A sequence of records
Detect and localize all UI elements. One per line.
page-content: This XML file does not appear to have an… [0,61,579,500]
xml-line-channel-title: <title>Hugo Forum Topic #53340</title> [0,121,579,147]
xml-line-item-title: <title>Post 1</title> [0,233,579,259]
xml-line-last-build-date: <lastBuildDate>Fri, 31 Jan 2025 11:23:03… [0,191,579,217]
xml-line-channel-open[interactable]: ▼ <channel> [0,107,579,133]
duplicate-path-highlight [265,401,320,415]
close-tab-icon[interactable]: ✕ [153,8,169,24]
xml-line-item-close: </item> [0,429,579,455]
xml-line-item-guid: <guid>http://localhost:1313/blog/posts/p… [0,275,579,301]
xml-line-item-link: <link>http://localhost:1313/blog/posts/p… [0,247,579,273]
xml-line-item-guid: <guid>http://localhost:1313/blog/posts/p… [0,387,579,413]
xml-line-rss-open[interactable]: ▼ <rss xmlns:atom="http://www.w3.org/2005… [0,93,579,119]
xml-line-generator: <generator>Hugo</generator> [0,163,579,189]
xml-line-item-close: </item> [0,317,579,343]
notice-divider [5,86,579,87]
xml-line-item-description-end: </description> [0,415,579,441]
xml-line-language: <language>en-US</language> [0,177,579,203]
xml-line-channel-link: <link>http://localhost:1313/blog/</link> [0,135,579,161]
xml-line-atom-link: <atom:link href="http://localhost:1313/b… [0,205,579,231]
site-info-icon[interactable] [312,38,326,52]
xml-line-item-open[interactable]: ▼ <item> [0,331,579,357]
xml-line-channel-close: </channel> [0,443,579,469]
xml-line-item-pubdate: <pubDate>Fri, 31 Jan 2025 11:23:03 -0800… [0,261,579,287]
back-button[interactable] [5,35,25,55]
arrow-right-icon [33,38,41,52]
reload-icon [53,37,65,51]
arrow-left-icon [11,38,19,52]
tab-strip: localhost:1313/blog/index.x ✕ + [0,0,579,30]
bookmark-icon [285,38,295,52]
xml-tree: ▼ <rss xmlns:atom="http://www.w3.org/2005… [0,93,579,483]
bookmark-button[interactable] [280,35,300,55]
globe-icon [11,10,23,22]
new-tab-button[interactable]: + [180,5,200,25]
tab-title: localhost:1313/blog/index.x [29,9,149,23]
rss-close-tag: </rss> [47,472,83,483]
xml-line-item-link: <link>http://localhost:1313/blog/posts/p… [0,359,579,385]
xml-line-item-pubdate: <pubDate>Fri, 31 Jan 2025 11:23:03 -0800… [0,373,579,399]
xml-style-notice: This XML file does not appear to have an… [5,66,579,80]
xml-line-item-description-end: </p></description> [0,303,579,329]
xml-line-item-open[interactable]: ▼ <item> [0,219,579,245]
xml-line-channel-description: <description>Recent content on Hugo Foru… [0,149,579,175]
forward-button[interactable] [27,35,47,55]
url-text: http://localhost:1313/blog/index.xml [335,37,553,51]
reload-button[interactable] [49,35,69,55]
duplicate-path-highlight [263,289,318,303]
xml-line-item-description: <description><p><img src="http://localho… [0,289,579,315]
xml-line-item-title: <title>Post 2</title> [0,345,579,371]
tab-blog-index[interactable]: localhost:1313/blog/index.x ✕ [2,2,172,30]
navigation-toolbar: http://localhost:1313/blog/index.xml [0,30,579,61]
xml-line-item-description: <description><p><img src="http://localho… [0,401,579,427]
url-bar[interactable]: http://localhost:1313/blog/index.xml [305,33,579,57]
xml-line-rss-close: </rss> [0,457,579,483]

◆ **THE REQUEST**
Rewrite the records from the start through the line containing "xml-line-item-open[interactable]: ▼ <item> [0,219,579,245]", changing every "localhost:1313" to "127.0.0.1:1313" and leaving everything else the same.

◆ **EXERCISE OUTPUT**
Detect and localize all UI elements. One per line.
page-content: This XML file does not appear to have an… [0,61,579,500]
xml-line-channel-title: <title>Hugo Forum Topic #53340</title> [0,121,579,147]
xml-line-item-title: <title>Post 1</title> [0,233,579,259]
xml-line-last-build-date: <lastBuildDate>Fri, 31 Jan 2025 11:23:03… [0,191,579,217]
xml-line-channel-open[interactable]: ▼ <channel> [0,107,579,133]
duplicate-path-highlight [265,401,320,415]
close-tab-icon[interactable]: ✕ [153,8,169,24]
xml-line-item-close: </item> [0,429,579,455]
xml-line-item-guid: <guid>http://127.0.0.1:1313/blog/posts/p… [0,275,579,301]
xml-line-item-link: <link>http://127.0.0.1:1313/blog/posts/p… [0,247,579,273]
xml-line-item-guid: <guid>http://127.0.0.1:1313/blog/posts/p… [0,387,579,413]
xml-line-rss-open[interactable]: ▼ <rss xmlns:atom="http://www.w3.org/2005… [0,93,579,119]
xml-line-generator: <generator>Hugo</generator> [0,163,579,189]
xml-line-item-close: </item> [0,317,579,343]
notice-divider [5,86,579,87]
xml-line-item-description-end: </description> [0,415,579,441]
xml-line-language: <language>en-US</language> [0,177,579,203]
xml-line-channel-link: <link>http://127.0.0.1:1313/blog/</link> [0,135,579,161]
xml-line-atom-link: <atom:link href="http://127.0.0.1:1313/b… [0,205,579,231]
site-info-icon[interactable] [312,38,326,52]
xml-line-item-open[interactable]: ▼ <item> [0,331,579,357]
xml-line-channel-close: </channel> [0,443,579,469]
xml-line-item-pubdate: <pubDate>Fri, 31 Jan 2025 11:23:03 -0800… [0,261,579,287]
back-button[interactable] [5,35,25,55]
arrow-right-icon [33,38,41,52]
reload-icon [53,37,65,51]
arrow-left-icon [11,38,19,52]
tab-strip: 127.0.0.1:1313/blog/index.x ✕ + [0,0,579,30]
bookmark-icon [285,38,295,52]
xml-tree: ▼ <rss xmlns:atom="http://www.w3.org/2005… [0,93,579,483]
bookmark-button[interactable] [280,35,300,55]
globe-icon [11,10,23,22]
new-tab-button[interactable]: + [180,5,200,25]
tab-title: 127.0.0.1:1313/blog/index.x [29,9,149,23]
rss-close-tag: </rss> [47,472,83,483]
xml-line-item-link: <link>http://127.0.0.1:1313/blog/posts/p… [0,359,579,385]
xml-line-item-pubdate: <pubDate>Fri, 31 Jan 2025 11:23:03 -0800… [0,373,579,399]
xml-style-notice: This XML file does not appear to have an… [5,66,579,80]
xml-line-item-description-end: </p></description> [0,303,579,329]
xml-line-item-open[interactable]: ▼ <item> [0,219,579,245]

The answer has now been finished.